▶ **WHAT THE TASK ASKS**: Report every line below that holds the word "detached".

▶ **Source records**:
━━━━━━━━

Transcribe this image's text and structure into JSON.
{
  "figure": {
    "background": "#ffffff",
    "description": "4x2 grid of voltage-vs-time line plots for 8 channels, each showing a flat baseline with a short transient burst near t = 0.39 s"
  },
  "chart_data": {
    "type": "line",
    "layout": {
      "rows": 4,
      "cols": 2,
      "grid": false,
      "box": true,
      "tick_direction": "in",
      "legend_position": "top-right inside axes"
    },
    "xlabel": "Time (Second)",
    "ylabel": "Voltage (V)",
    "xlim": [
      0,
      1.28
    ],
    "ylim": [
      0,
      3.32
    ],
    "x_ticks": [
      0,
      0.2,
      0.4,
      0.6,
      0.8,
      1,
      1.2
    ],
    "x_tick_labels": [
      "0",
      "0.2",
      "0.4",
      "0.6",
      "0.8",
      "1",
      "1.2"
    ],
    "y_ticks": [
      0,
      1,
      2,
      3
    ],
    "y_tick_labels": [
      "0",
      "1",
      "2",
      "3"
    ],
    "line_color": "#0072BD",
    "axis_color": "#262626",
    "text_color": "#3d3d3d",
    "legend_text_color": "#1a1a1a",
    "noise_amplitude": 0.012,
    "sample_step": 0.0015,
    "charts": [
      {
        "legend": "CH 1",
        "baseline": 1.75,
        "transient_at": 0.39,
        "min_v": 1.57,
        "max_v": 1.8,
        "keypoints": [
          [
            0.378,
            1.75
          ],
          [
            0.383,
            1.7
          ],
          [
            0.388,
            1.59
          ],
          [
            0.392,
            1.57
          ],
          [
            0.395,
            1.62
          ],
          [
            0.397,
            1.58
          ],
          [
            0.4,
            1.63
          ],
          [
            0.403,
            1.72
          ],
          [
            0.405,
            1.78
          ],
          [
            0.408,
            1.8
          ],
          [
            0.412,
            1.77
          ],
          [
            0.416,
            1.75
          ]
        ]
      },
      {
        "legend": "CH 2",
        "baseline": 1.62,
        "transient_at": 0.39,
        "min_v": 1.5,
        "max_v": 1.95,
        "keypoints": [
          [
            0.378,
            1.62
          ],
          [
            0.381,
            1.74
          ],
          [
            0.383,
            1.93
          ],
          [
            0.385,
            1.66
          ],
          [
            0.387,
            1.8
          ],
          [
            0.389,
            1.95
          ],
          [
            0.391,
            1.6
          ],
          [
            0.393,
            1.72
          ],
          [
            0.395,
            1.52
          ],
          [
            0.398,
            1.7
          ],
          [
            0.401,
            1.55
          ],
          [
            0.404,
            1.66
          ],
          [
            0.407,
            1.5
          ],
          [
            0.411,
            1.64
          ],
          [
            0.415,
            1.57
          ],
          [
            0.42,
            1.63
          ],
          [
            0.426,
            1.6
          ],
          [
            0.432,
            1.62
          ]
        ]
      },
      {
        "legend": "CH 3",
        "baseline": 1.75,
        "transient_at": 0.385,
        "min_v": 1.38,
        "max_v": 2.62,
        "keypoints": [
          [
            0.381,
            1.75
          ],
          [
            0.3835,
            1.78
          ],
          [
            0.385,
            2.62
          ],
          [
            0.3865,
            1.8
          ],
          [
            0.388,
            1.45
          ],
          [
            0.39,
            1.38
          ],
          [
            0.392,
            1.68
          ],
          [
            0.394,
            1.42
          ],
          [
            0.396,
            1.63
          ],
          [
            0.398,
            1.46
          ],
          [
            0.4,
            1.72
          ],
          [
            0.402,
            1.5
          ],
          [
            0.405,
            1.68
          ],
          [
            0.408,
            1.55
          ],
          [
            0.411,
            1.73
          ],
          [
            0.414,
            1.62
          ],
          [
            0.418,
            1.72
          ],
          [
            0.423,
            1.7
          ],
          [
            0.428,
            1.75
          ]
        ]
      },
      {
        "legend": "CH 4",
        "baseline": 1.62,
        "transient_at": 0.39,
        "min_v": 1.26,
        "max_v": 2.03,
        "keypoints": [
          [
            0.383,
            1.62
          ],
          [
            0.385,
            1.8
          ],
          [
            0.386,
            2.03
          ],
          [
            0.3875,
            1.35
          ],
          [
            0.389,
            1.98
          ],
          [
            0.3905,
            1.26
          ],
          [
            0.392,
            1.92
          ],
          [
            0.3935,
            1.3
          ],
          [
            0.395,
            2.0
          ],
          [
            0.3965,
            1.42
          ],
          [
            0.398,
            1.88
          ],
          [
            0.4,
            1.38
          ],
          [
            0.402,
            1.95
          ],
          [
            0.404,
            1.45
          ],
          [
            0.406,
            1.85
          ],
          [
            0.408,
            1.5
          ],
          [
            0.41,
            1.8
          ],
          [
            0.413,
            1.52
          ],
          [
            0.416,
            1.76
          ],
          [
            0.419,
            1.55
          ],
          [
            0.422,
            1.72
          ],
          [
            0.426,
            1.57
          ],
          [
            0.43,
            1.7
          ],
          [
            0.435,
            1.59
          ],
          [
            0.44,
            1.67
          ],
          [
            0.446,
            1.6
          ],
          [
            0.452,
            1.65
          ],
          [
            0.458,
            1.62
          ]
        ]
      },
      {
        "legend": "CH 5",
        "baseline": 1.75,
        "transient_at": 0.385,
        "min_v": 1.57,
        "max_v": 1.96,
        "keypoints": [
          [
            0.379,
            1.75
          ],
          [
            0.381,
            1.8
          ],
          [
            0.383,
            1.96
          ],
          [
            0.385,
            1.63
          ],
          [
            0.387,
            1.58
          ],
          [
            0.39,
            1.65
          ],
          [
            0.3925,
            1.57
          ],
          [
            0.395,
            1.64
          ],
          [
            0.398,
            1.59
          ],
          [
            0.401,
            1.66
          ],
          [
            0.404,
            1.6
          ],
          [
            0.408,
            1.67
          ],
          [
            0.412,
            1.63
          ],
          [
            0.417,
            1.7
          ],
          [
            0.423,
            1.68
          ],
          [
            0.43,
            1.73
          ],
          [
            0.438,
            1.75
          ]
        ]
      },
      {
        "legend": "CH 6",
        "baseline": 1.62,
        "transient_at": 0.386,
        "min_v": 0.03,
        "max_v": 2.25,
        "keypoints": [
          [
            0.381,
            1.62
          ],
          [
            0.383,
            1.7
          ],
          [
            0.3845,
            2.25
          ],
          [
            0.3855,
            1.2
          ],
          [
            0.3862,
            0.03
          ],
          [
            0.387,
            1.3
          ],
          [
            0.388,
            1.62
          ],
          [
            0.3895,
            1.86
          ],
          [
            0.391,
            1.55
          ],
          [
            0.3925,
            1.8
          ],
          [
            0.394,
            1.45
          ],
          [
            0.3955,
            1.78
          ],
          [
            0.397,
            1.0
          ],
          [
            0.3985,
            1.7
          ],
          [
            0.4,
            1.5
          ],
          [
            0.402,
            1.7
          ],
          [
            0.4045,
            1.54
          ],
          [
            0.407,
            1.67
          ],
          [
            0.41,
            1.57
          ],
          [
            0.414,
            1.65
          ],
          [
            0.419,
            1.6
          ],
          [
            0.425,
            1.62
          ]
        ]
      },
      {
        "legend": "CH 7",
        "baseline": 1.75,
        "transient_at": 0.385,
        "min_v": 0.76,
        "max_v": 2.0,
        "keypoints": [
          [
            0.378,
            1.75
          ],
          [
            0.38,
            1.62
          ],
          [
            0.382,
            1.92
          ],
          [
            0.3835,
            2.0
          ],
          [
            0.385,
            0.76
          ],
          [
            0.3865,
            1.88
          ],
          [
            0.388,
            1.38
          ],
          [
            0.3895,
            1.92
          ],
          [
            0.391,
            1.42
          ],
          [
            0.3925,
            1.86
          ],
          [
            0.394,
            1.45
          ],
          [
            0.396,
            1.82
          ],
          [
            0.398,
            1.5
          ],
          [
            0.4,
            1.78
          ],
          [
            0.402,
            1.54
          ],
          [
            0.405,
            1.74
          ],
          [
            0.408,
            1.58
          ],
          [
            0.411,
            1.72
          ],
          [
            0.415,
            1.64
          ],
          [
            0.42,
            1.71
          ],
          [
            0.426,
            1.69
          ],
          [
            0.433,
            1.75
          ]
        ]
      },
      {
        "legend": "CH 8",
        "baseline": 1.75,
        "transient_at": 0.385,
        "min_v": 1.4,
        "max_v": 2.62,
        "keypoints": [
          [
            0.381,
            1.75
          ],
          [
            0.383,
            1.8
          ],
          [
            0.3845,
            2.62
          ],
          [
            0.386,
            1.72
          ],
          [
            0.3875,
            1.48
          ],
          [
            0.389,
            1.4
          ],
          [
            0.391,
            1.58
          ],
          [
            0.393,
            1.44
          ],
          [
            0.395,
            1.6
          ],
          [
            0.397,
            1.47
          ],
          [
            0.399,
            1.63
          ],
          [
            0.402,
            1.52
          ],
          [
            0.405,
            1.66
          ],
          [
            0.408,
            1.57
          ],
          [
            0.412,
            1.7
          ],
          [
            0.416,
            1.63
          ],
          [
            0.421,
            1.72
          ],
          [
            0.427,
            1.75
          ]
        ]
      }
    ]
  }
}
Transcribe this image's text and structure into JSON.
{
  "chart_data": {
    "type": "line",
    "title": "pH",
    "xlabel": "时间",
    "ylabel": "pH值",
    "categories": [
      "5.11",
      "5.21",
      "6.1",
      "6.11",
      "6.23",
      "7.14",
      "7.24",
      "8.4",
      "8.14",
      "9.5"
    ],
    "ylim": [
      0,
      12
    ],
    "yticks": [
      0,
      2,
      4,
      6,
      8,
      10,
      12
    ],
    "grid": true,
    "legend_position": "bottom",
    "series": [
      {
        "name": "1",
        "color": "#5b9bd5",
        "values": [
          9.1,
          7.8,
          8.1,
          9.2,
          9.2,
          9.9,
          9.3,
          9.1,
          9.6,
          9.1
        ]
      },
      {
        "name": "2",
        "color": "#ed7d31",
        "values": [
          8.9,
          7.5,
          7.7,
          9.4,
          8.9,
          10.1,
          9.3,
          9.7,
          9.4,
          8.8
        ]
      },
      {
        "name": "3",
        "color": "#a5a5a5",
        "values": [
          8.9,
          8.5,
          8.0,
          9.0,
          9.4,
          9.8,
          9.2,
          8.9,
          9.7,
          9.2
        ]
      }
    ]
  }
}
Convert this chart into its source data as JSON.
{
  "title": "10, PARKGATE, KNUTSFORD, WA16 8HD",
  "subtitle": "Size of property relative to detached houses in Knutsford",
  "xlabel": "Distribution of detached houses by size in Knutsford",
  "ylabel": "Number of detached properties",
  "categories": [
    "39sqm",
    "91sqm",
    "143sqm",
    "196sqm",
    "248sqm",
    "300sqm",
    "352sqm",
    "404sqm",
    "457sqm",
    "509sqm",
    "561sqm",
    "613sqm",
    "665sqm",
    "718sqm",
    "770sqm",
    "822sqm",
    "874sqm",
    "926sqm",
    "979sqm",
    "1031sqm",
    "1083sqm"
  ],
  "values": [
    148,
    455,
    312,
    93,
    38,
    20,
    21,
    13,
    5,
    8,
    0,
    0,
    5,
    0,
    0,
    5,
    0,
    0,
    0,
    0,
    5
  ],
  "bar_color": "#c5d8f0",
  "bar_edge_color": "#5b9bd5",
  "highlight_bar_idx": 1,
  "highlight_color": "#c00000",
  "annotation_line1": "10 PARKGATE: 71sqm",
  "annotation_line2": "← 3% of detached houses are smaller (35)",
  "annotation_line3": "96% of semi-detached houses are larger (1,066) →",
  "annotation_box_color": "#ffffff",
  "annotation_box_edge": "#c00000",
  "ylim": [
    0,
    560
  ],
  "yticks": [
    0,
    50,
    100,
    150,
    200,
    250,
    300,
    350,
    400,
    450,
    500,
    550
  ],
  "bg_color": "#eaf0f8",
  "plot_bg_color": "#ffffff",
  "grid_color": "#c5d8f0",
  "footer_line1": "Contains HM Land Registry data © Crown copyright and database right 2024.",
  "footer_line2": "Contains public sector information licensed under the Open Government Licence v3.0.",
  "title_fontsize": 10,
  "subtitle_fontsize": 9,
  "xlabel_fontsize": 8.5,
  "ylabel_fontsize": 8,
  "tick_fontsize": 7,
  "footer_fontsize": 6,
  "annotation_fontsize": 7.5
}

━━━━━━━━

▶ **THE OUTPUT**:
  "subtitle": "Size of property relative to detached houses in Knutsford",
  "xlabel": "Distribution of detached houses by size in Knutsford",
  "ylabel": "Number of detached properties",
  "annotation_line2": "← 3% of detached houses are smaller (35)",
  "annotation_line3": "96% of semi-detached houses are larger (1,066) →",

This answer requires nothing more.